▶ _Directive_
Reproduce the listing below without changes, except that pictures are left out.
§
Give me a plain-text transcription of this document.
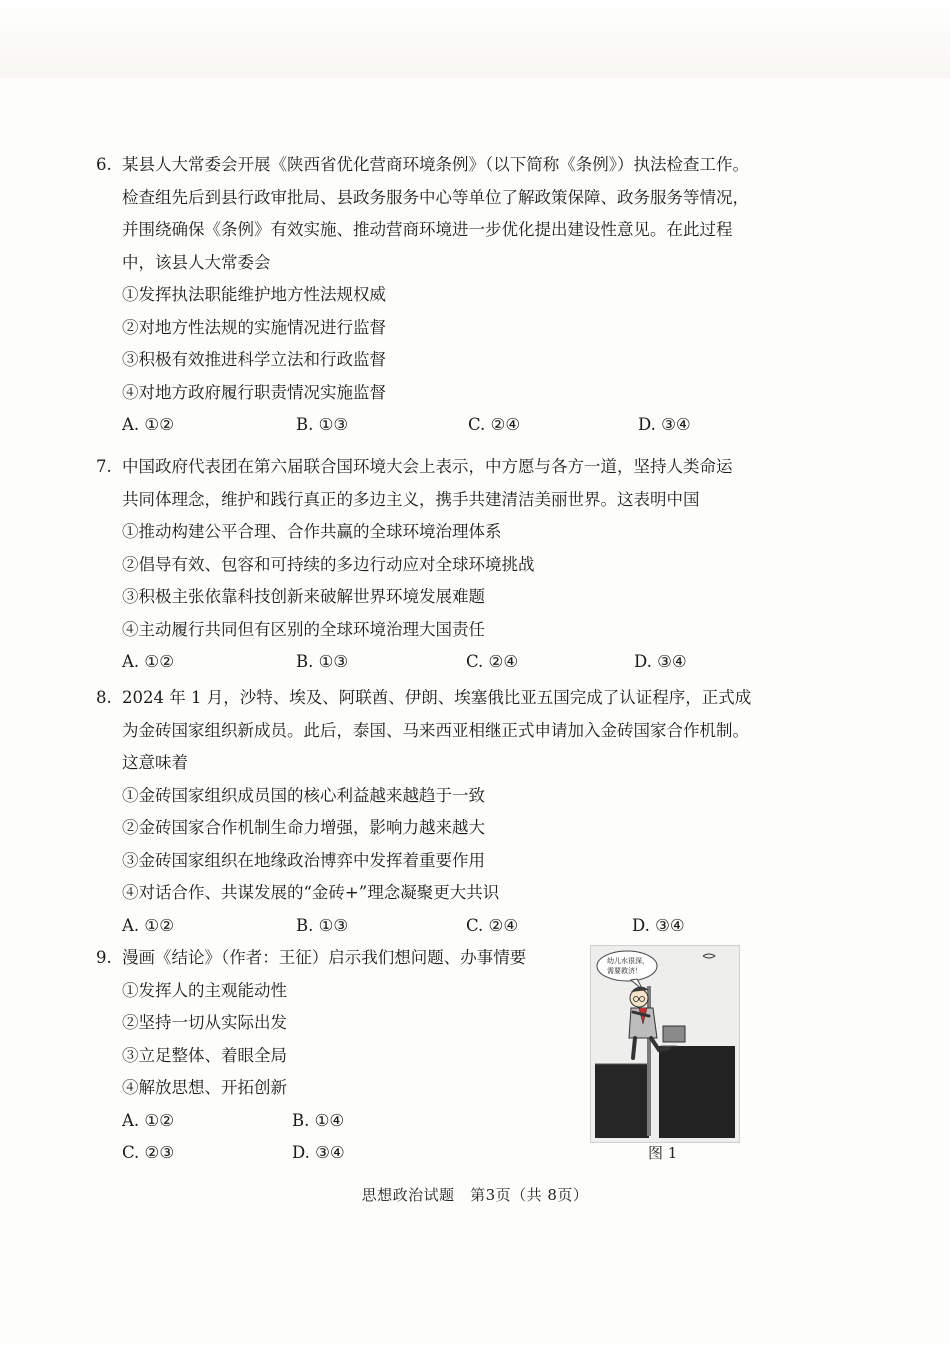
6. 某县人大常委会开展《陕西省优化营商环境条例》（以下简称《条例》）执法检查工作。
检查组先后到县行政审批局、县政务服务中心等单位了解政策保障、政务服务等情况，
并围绕确保《条例》有效实施、推动营商环境进一步优化提出建设性意见。在此过程
中，该县人大常委会
①发挥执法职能维护地方性法规权威
②对地方性法规的实施情况进行监督
③积极有效推进科学立法和行政监督
④对地方政府履行职责情况实施监督
A. ①②	B. ①③	C. ②④	D. ③④
7. 中国政府代表团在第六届联合国环境大会上表示，中方愿与各方一道，坚持人类命运
共同体理念，维护和践行真正的多边主义，携手共建清洁美丽世界。这表明中国
①推动构建公平合理、合作共赢的全球环境治理体系
②倡导有效、包容和可持续的多边行动应对全球环境挑战
③积极主张依靠科技创新来破解世界环境发展难题
④主动履行共同但有区别的全球环境治理大国责任
A. ①②	B. ①③	C. ②④	D. ③④
8. 2024 年 1 月，沙特、埃及、阿联酋、伊朗、埃塞俄比亚五国完成了认证程序，正式成
为金砖国家组织新成员。此后，泰国、马来西亚相继正式申请加入金砖国家合作机制。
这意味着
①金砖国家组织成员国的核心利益越来越趋于一致
②金砖国家合作机制生命力增强，影响力越来越大
③金砖国家组织在地缘政治博弈中发挥着重要作用
④对话合作、共谋发展的“金砖+”理念凝聚更大共识
A. ①②	B. ①③	C. ②④	D. ③④
9. 漫画《结论》（作者：王征）启示我们想问题、办事情要
①发挥人的主观能动性
②坚持一切从实际出发
③立足整体、着眼全局
④解放思想、开拓创新
A. ①②	B. ①④
C. ②③	D. ③④
幼儿水很深，
需要救济！
图 1
思想政治试题　第3页（共 8页）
§
▶ _The response_
Give me a plain-text transcription of this document.
6. 某县人大常委会开展《陕西省优化营商环境条例》（以下简称《条例》）执法检查工作。
检查组先后到县行政审批局、县政务服务中心等单位了解政策保障、政务服务等情况，
并围绕确保《条例》有效实施、推动营商环境进一步优化提出建设性意见。在此过程
中，该县人大常委会
①发挥执法职能维护地方性法规权威
②对地方性法规的实施情况进行监督
③积极有效推进科学立法和行政监督
④对地方政府履行职责情况实施监督
A. ①②	B. ①③	C. ②④	D. ③④
7. 中国政府代表团在第六届联合国环境大会上表示，中方愿与各方一道，坚持人类命运
共同体理念，维护和践行真正的多边主义，携手共建清洁美丽世界。这表明中国
①推动构建公平合理、合作共赢的全球环境治理体系
②倡导有效、包容和可持续的多边行动应对全球环境挑战
③积极主张依靠科技创新来破解世界环境发展难题
④主动履行共同但有区别的全球环境治理大国责任
A. ①②	B. ①③	C. ②④	D. ③④
8. 2024 年 1 月，沙特、埃及、阿联酋、伊朗、埃塞俄比亚五国完成了认证程序，正式成
为金砖国家组织新成员。此后，泰国、马来西亚相继正式申请加入金砖国家合作机制。
这意味着
①金砖国家组织成员国的核心利益越来越趋于一致
②金砖国家合作机制生命力增强，影响力越来越大
③金砖国家组织在地缘政治博弈中发挥着重要作用
④对话合作、共谋发展的“金砖+”理念凝聚更大共识
A. ①②	B. ①③	C. ②④	D. ③④
9. 漫画《结论》（作者：王征）启示我们想问题、办事情要
①发挥人的主观能动性
②坚持一切从实际出发
③立足整体、着眼全局
④解放思想、开拓创新
A. ①②	B. ①④
C. ②③	D. ③④
幼儿水很深，
需要救济！
图 1
思想政治试题　第3页（共 8页）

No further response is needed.